TASK REQUIREMENTS:
In the listing below, locate the lines that hold the string "Batorego". Copy those lines.
- - - -
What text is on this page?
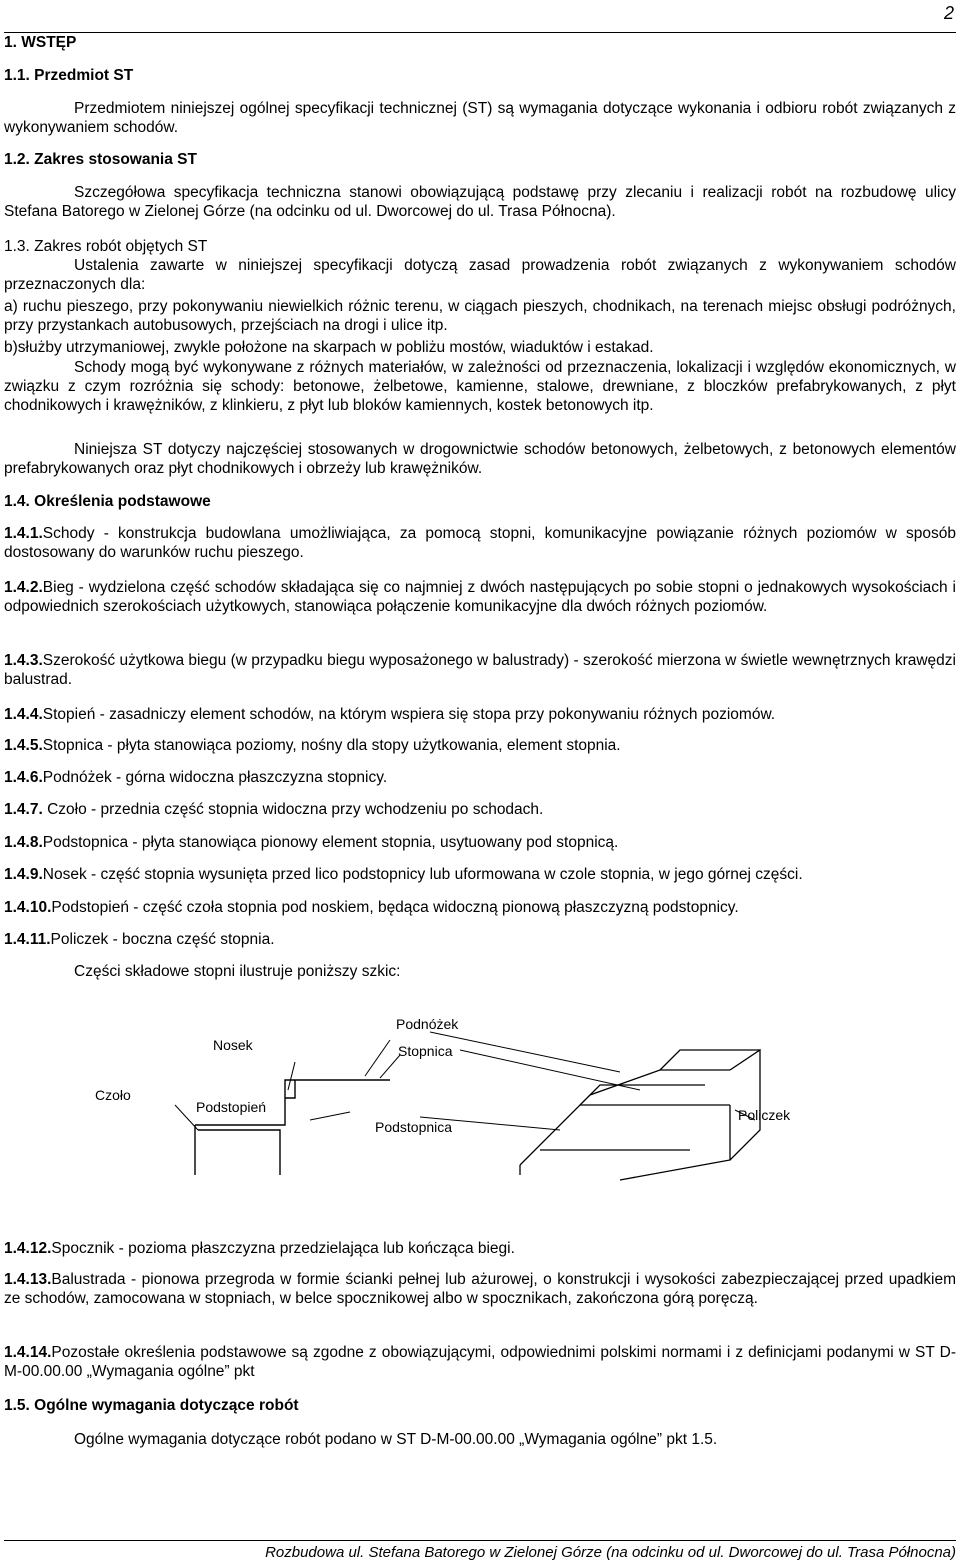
2
1. WSTĘP
1.1. Przedmiot ST
Przedmiotem niniejszej ogólnej specyfikacji technicznej (ST) są wymagania dotyczące wykonania i odbioru robót związanych z wykonywaniem schodów.
1.2. Zakres stosowania ST
Szczegółowa specyfikacja techniczna stanowi obowiązującą podstawę przy zlecaniu i realizacji robót na rozbudowę ulicy Stefana Batorego w Zielonej Górze (na odcinku od ul. Dworcowej do ul. Trasa Północna).
1.3. Zakres robót objętych ST
Ustalenia zawarte w niniejszej specyfikacji dotyczą zasad prowadzenia robót związanych z wykonywaniem schodów przeznaczonych dla:
a) ruchu pieszego, przy pokonywaniu niewielkich różnic terenu, w ciągach pieszych, chodnikach, na terenach miejsc obsługi podróżnych, przy przystankach autobusowych, przejściach na drogi i ulice itp.
b)służby utrzymaniowej, zwykle położone na skarpach w pobliżu mostów, wiaduktów i estakad.
Schody mogą być wykonywane z różnych materiałów, w zależności od przeznaczenia, lokalizacji i względów ekonomicznych, w związku z czym rozróżnia się schody: betonowe, żelbetowe, kamienne, stalowe, drewniane, z bloczków prefabrykowanych, z płyt chodnikowych i krawężników, z klinkieru, z płyt lub bloków kamiennych, kostek betonowych itp.
Niniejsza ST dotyczy najczęściej stosowanych w drogownictwie schodów betonowych, żelbetowych, z betonowych elementów prefabrykowanych oraz płyt chodnikowych i obrzeży lub krawężników.
1.4. Określenia podstawowe
1.4.1.Schody - konstrukcja budowlana umożliwiająca, za pomocą stopni, komunikacyjne powiązanie różnych poziomów w sposób dostosowany do warunków ruchu pieszego.
1.4.2.Bieg - wydzielona część schodów składająca się co najmniej z dwóch następujących po sobie stopni o jednakowych wysokościach i odpowiednich szerokościach użytkowych, stanowiąca połączenie komunikacyjne dla dwóch różnych poziomów.
1.4.3.Szerokość użytkowa biegu (w przypadku biegu wyposażonego w balustrady) - szerokość mierzona w świetle wewnętrznych krawędzi balustrad.
1.4.4.Stopień - zasadniczy element schodów, na którym wspiera się stopa przy pokonywaniu różnych poziomów.
1.4.5.Stopnica - płyta stanowiąca poziomy, nośny dla stopy użytkowania, element stopnia.
1.4.6.Podnóżek - górna widoczna płaszczyzna stopnicy.
1.4.7. Czoło - przednia część stopnia widoczna przy wchodzeniu po schodach.
1.4.8.Podstopnica - płyta stanowiąca pionowy element stopnia, usytuowany pod stopnicą.
1.4.9.Nosek - część stopnia wysunięta przed lico podstopnicy lub uformowana w czole stopnia, w jego górnej części.
1.4.10.Podstopień - część czoła stopnia pod noskiem, będąca widoczną pionową płaszczyzną podstopnicy.
1.4.11.Policzek - boczna część stopnia.
Części składowe stopni ilustruje poniższy szkic:
Nosek
Podnóżek
Stopnica
Czoło
Podstopień
Podstopnica
Policzek
1.4.12.Spocznik - pozioma płaszczyzna przedzielająca lub kończąca biegi.
1.4.13.Balustrada - pionowa przegroda w formie ścianki pełnej lub ażurowej, o konstrukcji i wysokości zabezpieczającej przed upadkiem ze schodów, zamocowana w stopniach, w belce spocznikowej albo w spocznikach, zakończona górą poręczą.
1.4.14.Pozostałe określenia podstawowe są zgodne z obowiązującymi, odpowiednimi polskimi normami i z definicjami podanymi w ST D-M-00.00.00 „Wymagania ogólne” pkt
1.5. Ogólne wymagania dotyczące robót
Ogólne wymagania dotyczące robót podano w ST D-M-00.00.00 „Wymagania ogólne” pkt 1.5.
Rozbudowa ul. Stefana Batorego w Zielonej Górze (na odcinku od ul. Dworcowej do ul. Trasa Północna)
- - - -
PROBLEM SOLUTION:
Szczegółowa specyfikacja techniczna stanowi obowiązującą podstawę przy zlecaniu i realizacji robót na rozbudowę ulicy Stefana Batorego w Zielonej Górze (na odcinku od ul. Dworcowej do ul. Trasa Północna).
Rozbudowa ul. Stefana Batorego w Zielonej Górze (na odcinku od ul. Dworcowej do ul. Trasa Północna)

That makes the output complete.